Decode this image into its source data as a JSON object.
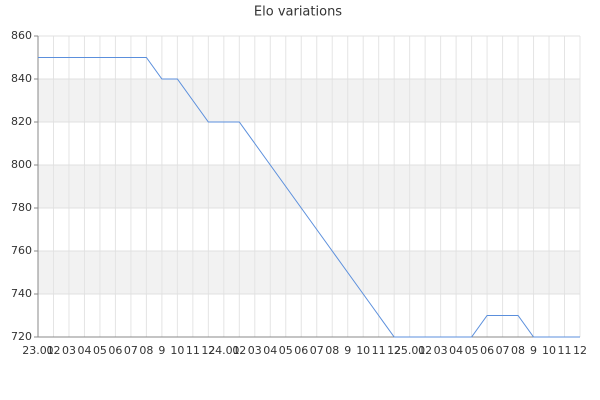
{
  "chart_data": {
    "type": "line",
    "title": "Elo variations",
    "categories": [
      "23.01",
      "02",
      "03",
      "04",
      "05",
      "06",
      "07",
      "08",
      "9",
      "10",
      "11",
      "12",
      "24.01",
      "02",
      "03",
      "04",
      "05",
      "06",
      "07",
      "08",
      "9",
      "10",
      "11",
      "12",
      "25.01",
      "02",
      "03",
      "04",
      "05",
      "06",
      "07",
      "08",
      "9",
      "10",
      "11",
      "12"
    ],
    "values": [
      850,
      850,
      850,
      850,
      850,
      850,
      850,
      850,
      840,
      840,
      830,
      820,
      820,
      820,
      810,
      800,
      790,
      780,
      770,
      760,
      750,
      740,
      730,
      720,
      720,
      720,
      720,
      720,
      720,
      730,
      730,
      730,
      720,
      720,
      720,
      720
    ],
    "color": "#5b8fdc",
    "ylim": [
      720,
      860
    ],
    "yticks": [
      720,
      740,
      760,
      780,
      800,
      820,
      840,
      860
    ],
    "grid": true,
    "bands": true
  }
}
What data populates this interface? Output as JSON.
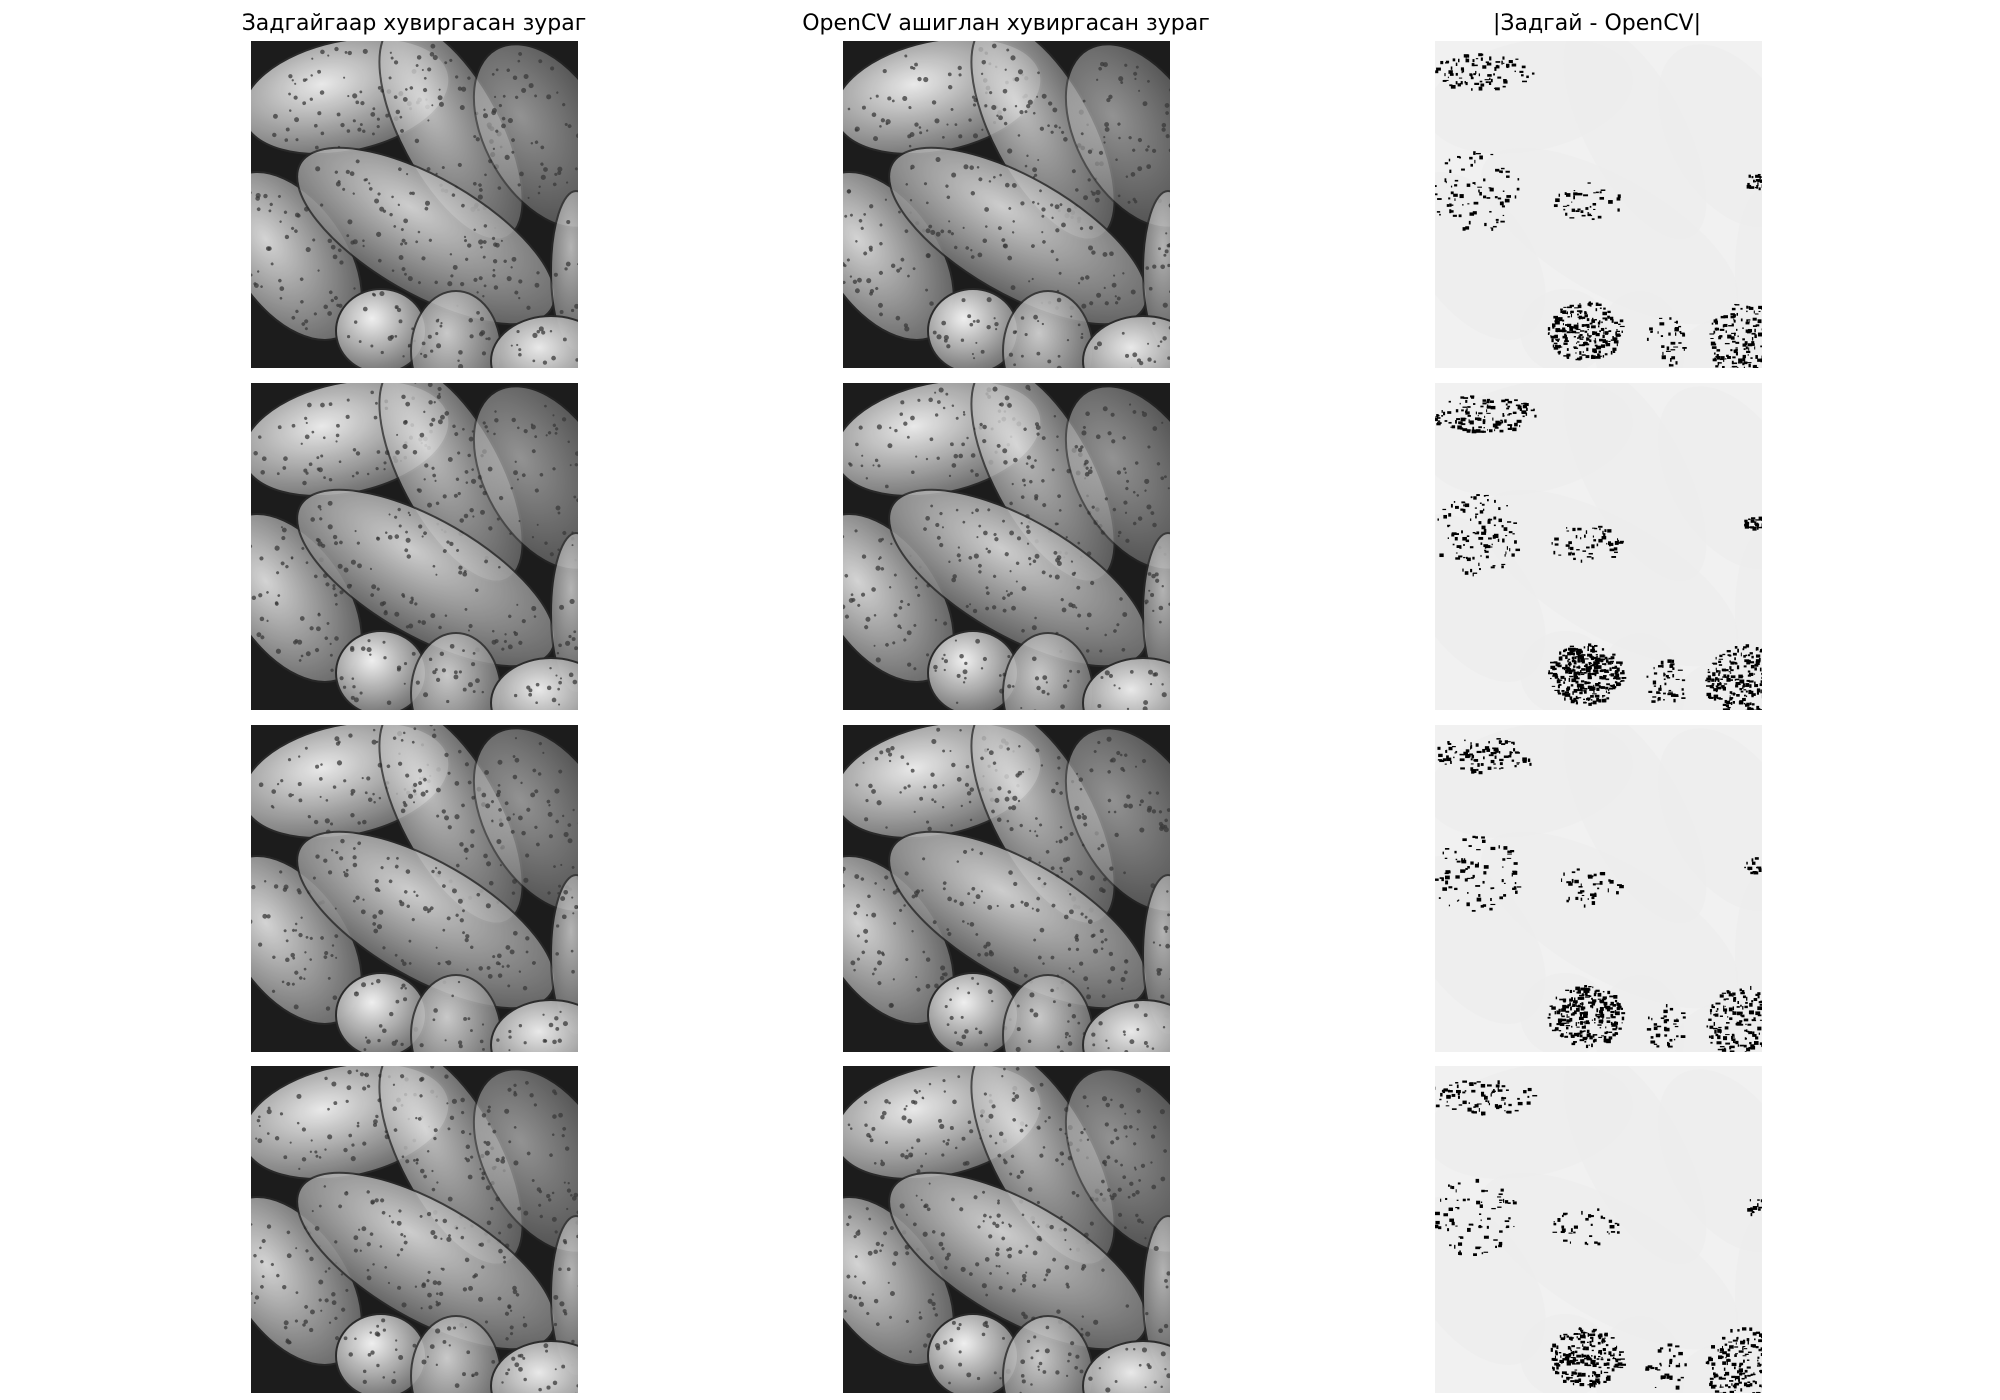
{
  "figure": {
    "columns": [
      {
        "title": "Задгайгаар хувиргасан зураг",
        "kind": "manual"
      },
      {
        "title": "OpenCV ашиглан хувиргасан зураг",
        "kind": "opencv"
      },
      {
        "title": "|Задгай - OpenCV|",
        "kind": "diff"
      }
    ],
    "row_count": 4,
    "colors": {
      "background": "#ffffff",
      "title_text": "#000000",
      "grain_light": "#dedede",
      "grain_dark": "#6e6e6e",
      "image_background": "#1c1c1c",
      "pore": "#3a3a3a",
      "diff_background": "#f1f1f1",
      "diff_mark": "#000000"
    }
  }
}
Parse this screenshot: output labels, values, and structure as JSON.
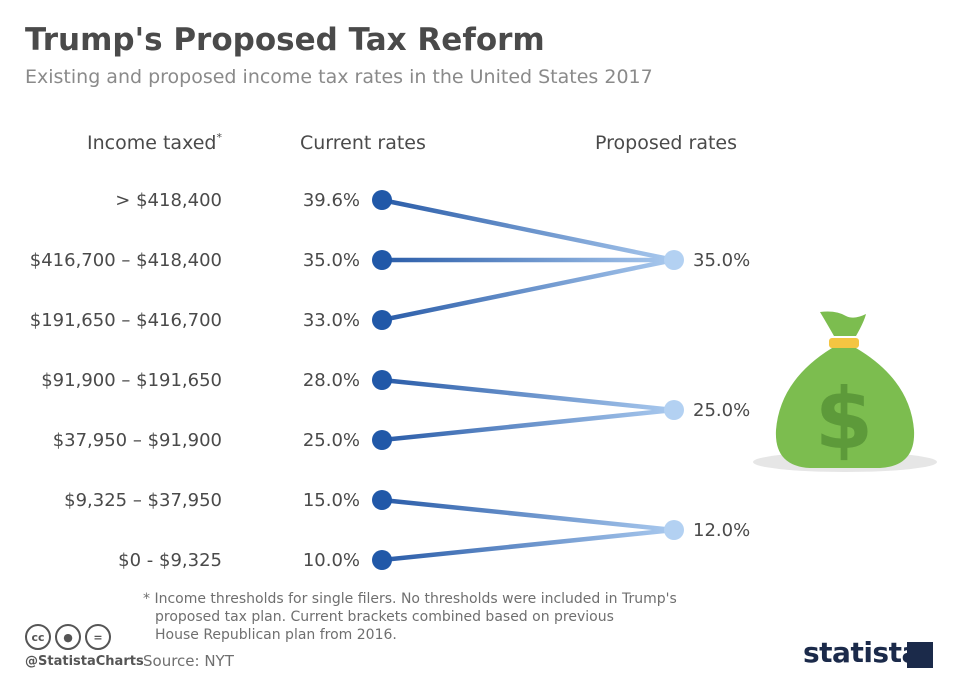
{
  "header": {
    "title": "Trump's Proposed Tax Reform",
    "subtitle": "Existing and proposed income tax rates in the United States 2017"
  },
  "columns": {
    "income": "Income taxed",
    "income_mark": "*",
    "current": "Current rates",
    "proposed": "Proposed rates"
  },
  "chart_data": {
    "type": "slope",
    "title": "Trump's Proposed Tax Reform",
    "subtitle": "Existing and proposed income tax rates in the United States 2017",
    "brackets": [
      {
        "income": "> $418,400",
        "current": 39.6,
        "current_label": "39.6%",
        "proposed_index": 0
      },
      {
        "income": "$416,700 – $418,400",
        "current": 35.0,
        "current_label": "35.0%",
        "proposed_index": 0
      },
      {
        "income": "$191,650 – $416,700",
        "current": 33.0,
        "current_label": "33.0%",
        "proposed_index": 0
      },
      {
        "income": "$91,900 – $191,650",
        "current": 28.0,
        "current_label": "28.0%",
        "proposed_index": 1
      },
      {
        "income": "$37,950 – $91,900",
        "current": 25.0,
        "current_label": "25.0%",
        "proposed_index": 1
      },
      {
        "income": "$9,325 – $37,950",
        "current": 15.0,
        "current_label": "15.0%",
        "proposed_index": 2
      },
      {
        "income": "$0 - $9,325",
        "current": 10.0,
        "current_label": "10.0%",
        "proposed_index": 2
      }
    ],
    "proposed": [
      {
        "value": 35.0,
        "label": "35.0%"
      },
      {
        "value": 25.0,
        "label": "25.0%"
      },
      {
        "value": 12.0,
        "label": "12.0%"
      }
    ]
  },
  "colors": {
    "current_dot": "#2158a8",
    "proposed_dot": "#b3d1f2",
    "line_start": "#2a5ca8",
    "line_end": "#a9c9ee",
    "bag": "#7cbd4f",
    "bag_dark": "#5d9a3a",
    "bag_tie": "#f4c542"
  },
  "illustration": {
    "icon": "money-bag-icon",
    "symbol": "$"
  },
  "footnote": {
    "line1": "* Income thresholds for single filers. No thresholds were included in Trump's",
    "line2": "proposed tax plan. Current brackets combined based on previous",
    "line3": "House Republican plan from 2016."
  },
  "footer": {
    "handle": "@StatistaCharts",
    "source": "Source: NYT",
    "brand": "statista",
    "cc_icons": [
      "cc",
      "by",
      "nd"
    ]
  }
}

**Set problem**
Take each line containing the string "brackets" and copy it out.

**Full response**
    "brackets": [
    "line2": "proposed tax plan. Current brackets combined based on previous",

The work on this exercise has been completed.